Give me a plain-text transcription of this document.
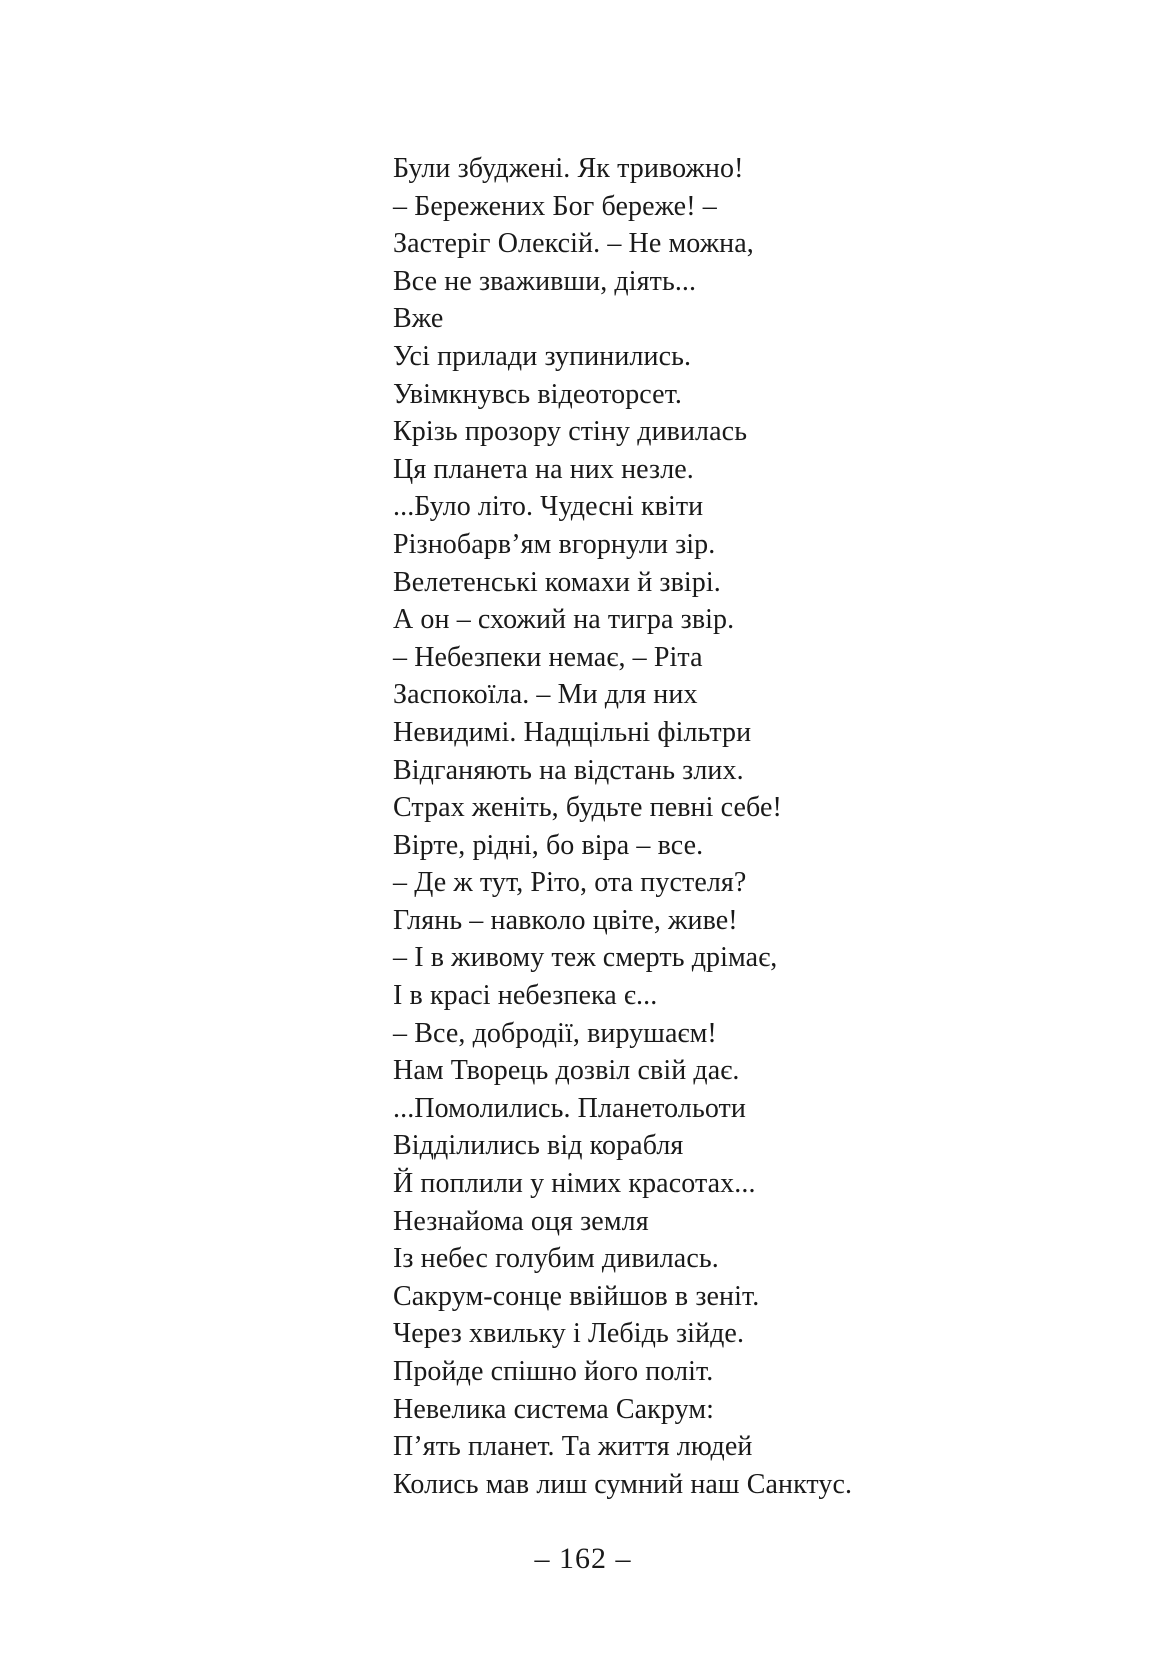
Були збуджені. Як тривожно!
– Бережених Бог береже! –
Застеріг Олексій. – Не можна,
Все не зваживши, діять...
Вже
Усі прилади зупинились.
Увімкнувсь відеоторсет.
Крізь прозору стіну дивилась
Ця планета на них незле.
...Було літо. Чудесні квіти
Різнобарв’ям вгорнули зір.
Велетенські комахи й звірі.
А он – схожий на тигра звір.
– Небезпеки немає, – Ріта
Заспокоїла. – Ми для них
Невидимі. Надщільні фільтри
Відганяють на відстань злих.
Страх женіть, будьте певні себе!
Вірте, рідні, бо віра – все.
– Де ж тут, Ріто, ота пустеля?
Глянь – навколо цвіте, живе!
– І в живому теж смерть дрімає,
І в красі небезпека є...
– Все, добродії, вирушаєм!
Нам Творець дозвіл свій дає.
...Помолились. Планетольоти
Відділились від корабля
Й поплили у німих красотах...
Незнайома оця земля
Із небес голубим дивилась.
Сакрум-сонце ввійшов в зеніт.
Через хвильку і Лебідь зійде.
Пройде спішно його політ.
Невелика система Сакрум:
П’ять планет. Та життя людей
Колись мав лиш сумний наш Санктус.
– 162 –
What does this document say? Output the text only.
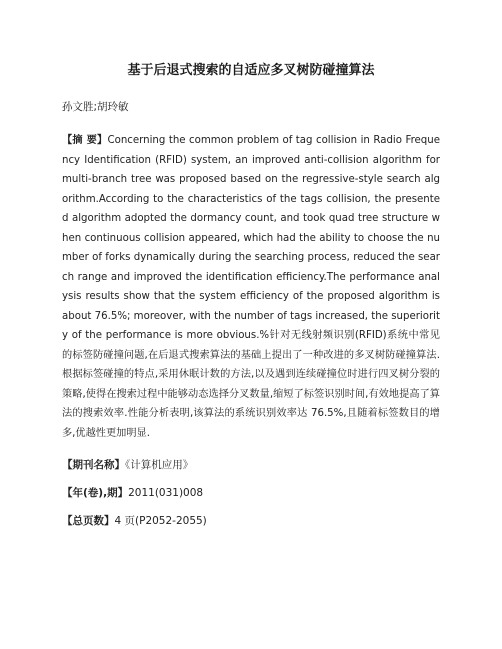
基于后退式搜索的自适应多叉树防碰撞算法
孙文胜;胡玲敏
【摘 要】Concerning the common problem of tag collision in Radio Frequency Identification (RFID) system, an improved anti-collision algorithm for multi-branch tree was proposed based on the regressive-style search algorithm.According to the characteristics of the tags collision, the presented algorithm adopted the dormancy count, and took quad tree structure when continuous collision appeared, which had the ability to choose the number of forks dynamically during the searching process, reduced the search range and improved the identification efficiency.The performance analysis results show that the system efficiency of the proposed algorithm is about 76.5%; moreover, with the number of tags increased, the superiority of the performance is more obvious.%针对无线射频识别(RFID)系统中常见的标签防碰撞问题,在后退式搜索算法的基础上提出了一种改进的多叉树防碰撞算法.根据标签碰撞的特点,采用休眠计数的方法,以及遇到连续碰撞位时进行四叉树分裂的策略,使得在搜索过程中能够动态选择分叉数量,缩短了标签识别时间,有效地提高了算法的搜索效率.性能分析表明,该算法的系统识别效率达 76.5%,且随着标签数目的增多,优越性更加明显.
【期刊名称】《计算机应用》
【年(卷),期】2011(031)008
【总页数】4 页(P2052-2055)
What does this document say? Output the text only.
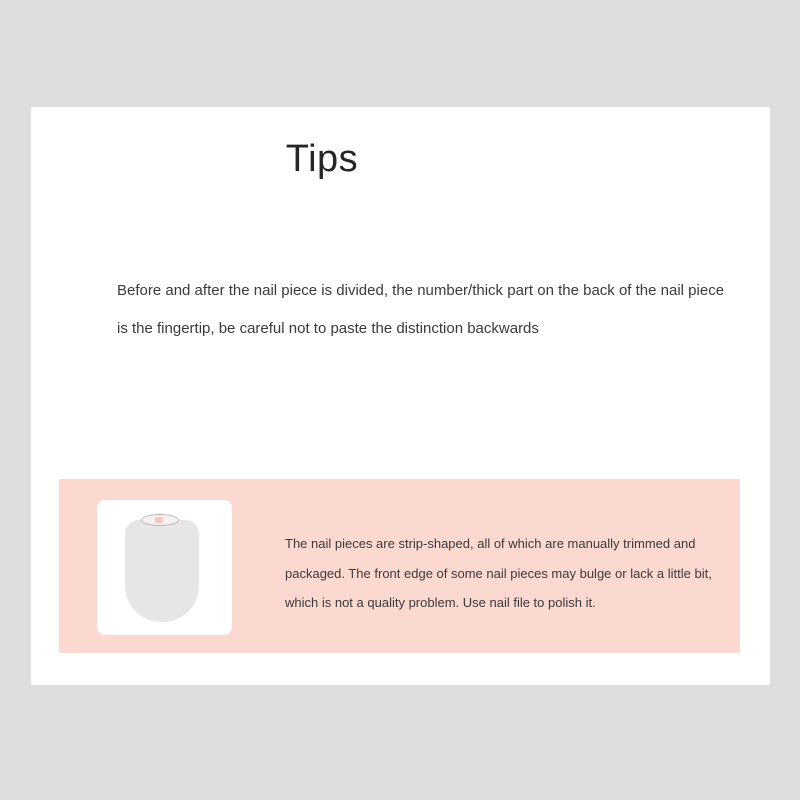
Tips

Before and after the nail piece is divided, the number/thick part on the back of the nail piece is the fingertip, be careful not to paste the distinction backwards

The nail pieces are strip-shaped, all of which are manually trimmed and packaged. The front edge of some nail pieces may bulge or lack a little bit, which is not a quality problem. Use nail file to polish it.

───

• _Aim_: Without the pictures, output the full listing exactly as it stands.

• _Answer for this exercise_:
Give me a plain-text transcription of this document.
Були збуджені. Як тривожно!
– Бережених Бог береже! –
Застеріг Олексій. – Не можна,
Все не зваживши, діять...
Вже
Усі прилади зупинились.
Увімкнувсь відеоторсет.
Крізь прозору стіну дивилась
Ця планета на них незле.
...Було літо. Чудесні квіти
Різнобарв’ям вгорнули зір.
Велетенські комахи й звірі.
А он – схожий на тигра звір.
– Небезпеки немає, – Ріта
Заспокоїла. – Ми для них
Невидимі. Надщільні фільтри
Відганяють на відстань злих.
Страх женіть, будьте певні себе!
Вірте, рідні, бо віра – все.
– Де ж тут, Ріто, ота пустеля?
Глянь – навколо цвіте, живе!
– І в живому теж смерть дрімає,
І в красі небезпека є...
– Все, добродії, вирушаєм!
Нам Творець дозвіл свій дає.
...Помолились. Планетольоти
Відділились від корабля
Й поплили у німих красотах...
Незнайома оця земля
Із небес голубим дивилась.
Сакрум-сонце ввійшов в зеніт.
Через хвильку і Лебідь зійде.
Пройде спішно його політ.
Невелика система Сакрум:
П’ять планет. Та життя людей
Колись мав лиш сумний наш Санктус.
– 162 –
What does this document say? Output the text only.
基于后退式搜索的自适应多叉树防碰撞算法
孙文胜;胡玲敏
【摘 要】Concerning the common problem of tag collision in Radio Frequency Identification (RFID) system, an improved anti-collision algorithm for multi-branch tree was proposed based on the regressive-style search algorithm.According to the characteristics of the tags collision, the presented algorithm adopted the dormancy count, and took quad tree structure when continuous collision appeared, which had the ability to choose the number of forks dynamically during the searching process, reduced the search range and improved the identification efficiency.The performance analysis results show that the system efficiency of the proposed algorithm is about 76.5%; moreover, with the number of tags increased, the superiority of the performance is more obvious.%针对无线射频识别(RFID)系统中常见的标签防碰撞问题,在后退式搜索算法的基础上提出了一种改进的多叉树防碰撞算法.根据标签碰撞的特点,采用休眠计数的方法,以及遇到连续碰撞位时进行四叉树分裂的策略,使得在搜索过程中能够动态选择分叉数量,缩短了标签识别时间,有效地提高了算法的搜索效率.性能分析表明,该算法的系统识别效率达 76.5%,且随着标签数目的增多,优越性更加明显.
【期刊名称】《计算机应用》
【年(卷),期】2011(031)008
【总页数】4 页(P2052-2055)
What does this document say? Output the text only.
Tips

Before and after the nail piece is divided, the number/thick part on the back of the nail piece is the fingertip, be careful not to paste the distinction backwards

The nail pieces are strip-shaped, all of which are manually trimmed and packaged. The front edge of some nail pieces may bulge or lack a little bit, which is not a quality problem. Use nail file to polish it.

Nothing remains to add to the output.